RECORD EXTRACTS:
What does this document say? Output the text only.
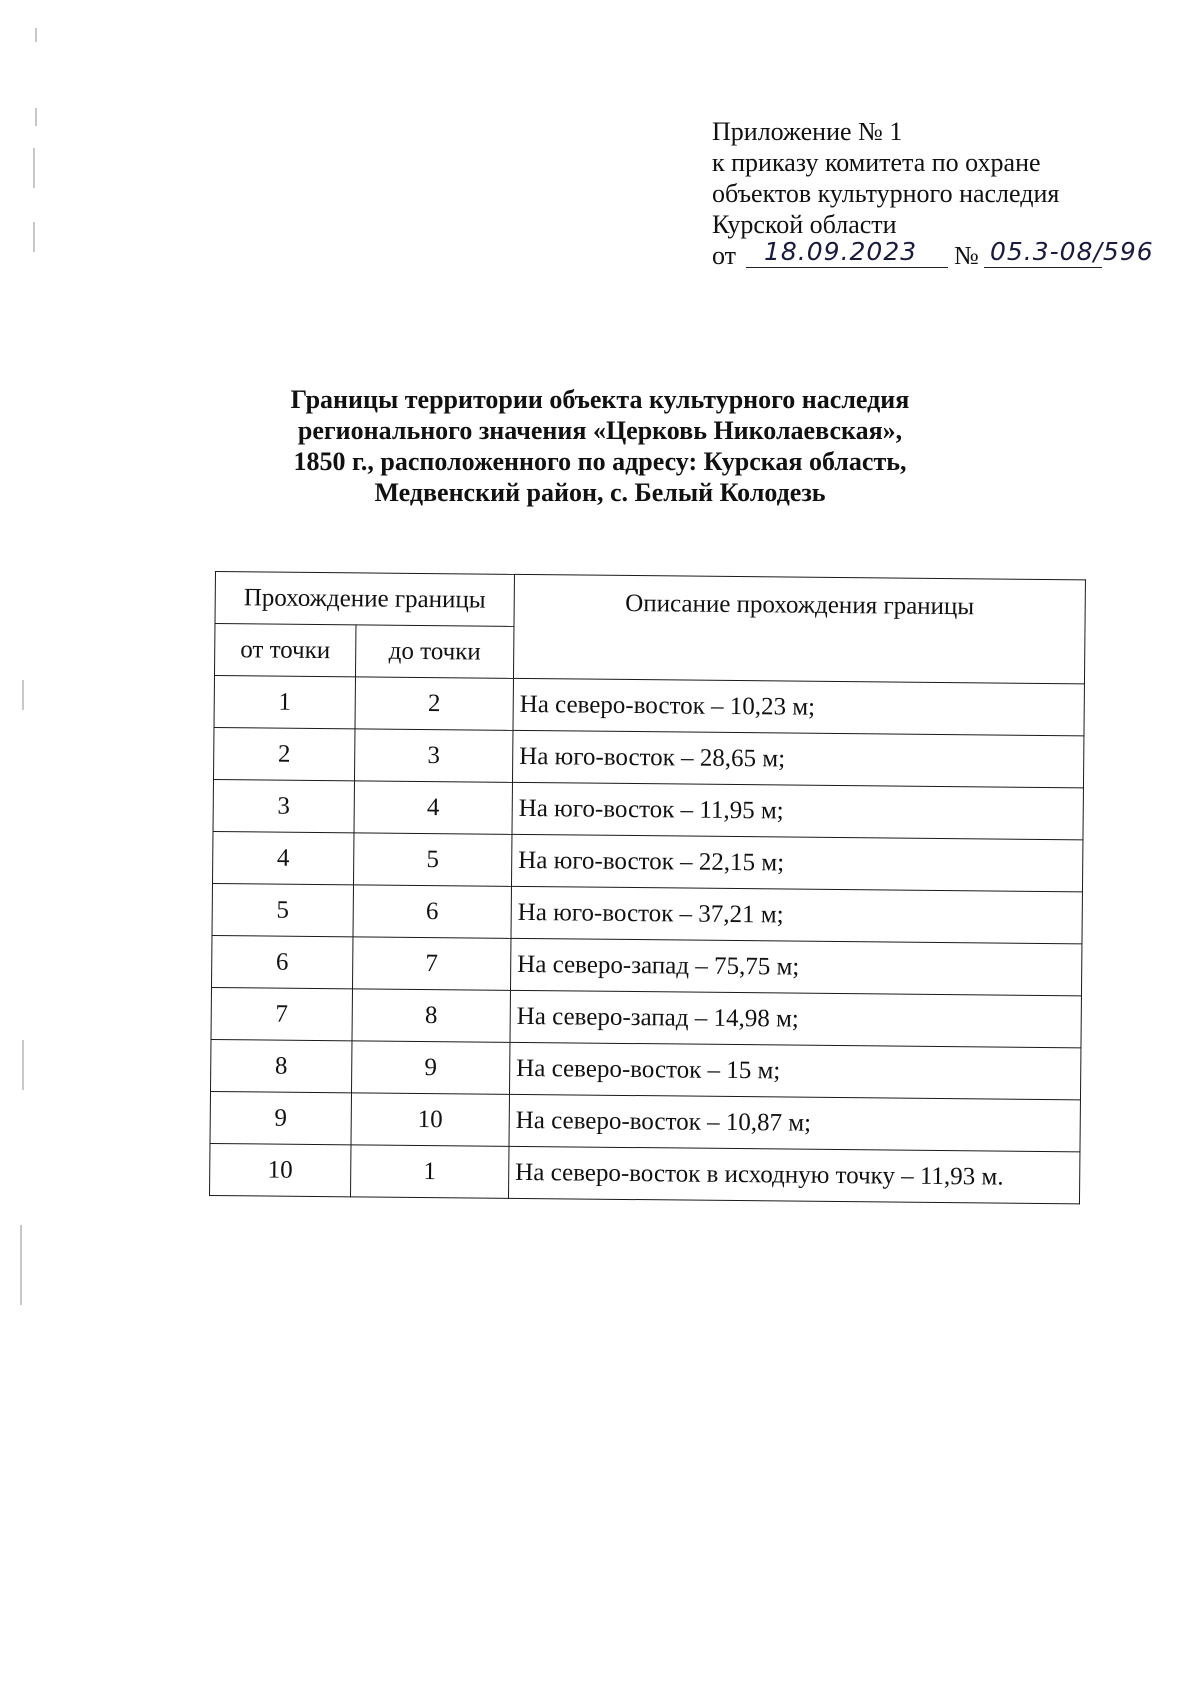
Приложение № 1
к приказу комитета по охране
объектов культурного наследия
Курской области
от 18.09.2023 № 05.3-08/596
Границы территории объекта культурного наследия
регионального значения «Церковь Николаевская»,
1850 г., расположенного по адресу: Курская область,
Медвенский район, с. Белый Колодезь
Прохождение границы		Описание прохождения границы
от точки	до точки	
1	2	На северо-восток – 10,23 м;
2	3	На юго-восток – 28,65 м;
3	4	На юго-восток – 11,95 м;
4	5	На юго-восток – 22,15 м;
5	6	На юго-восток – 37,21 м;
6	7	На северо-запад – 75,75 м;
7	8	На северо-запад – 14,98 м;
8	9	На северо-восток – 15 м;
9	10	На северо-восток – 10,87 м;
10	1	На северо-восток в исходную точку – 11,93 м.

WHAT YOU NEED TO DO:
Filter the records, keeping only lines that contain "наследия", and show those lines.

FULL RESPONSE:
объектов культурного наследия
Границы территории объекта культурного наследия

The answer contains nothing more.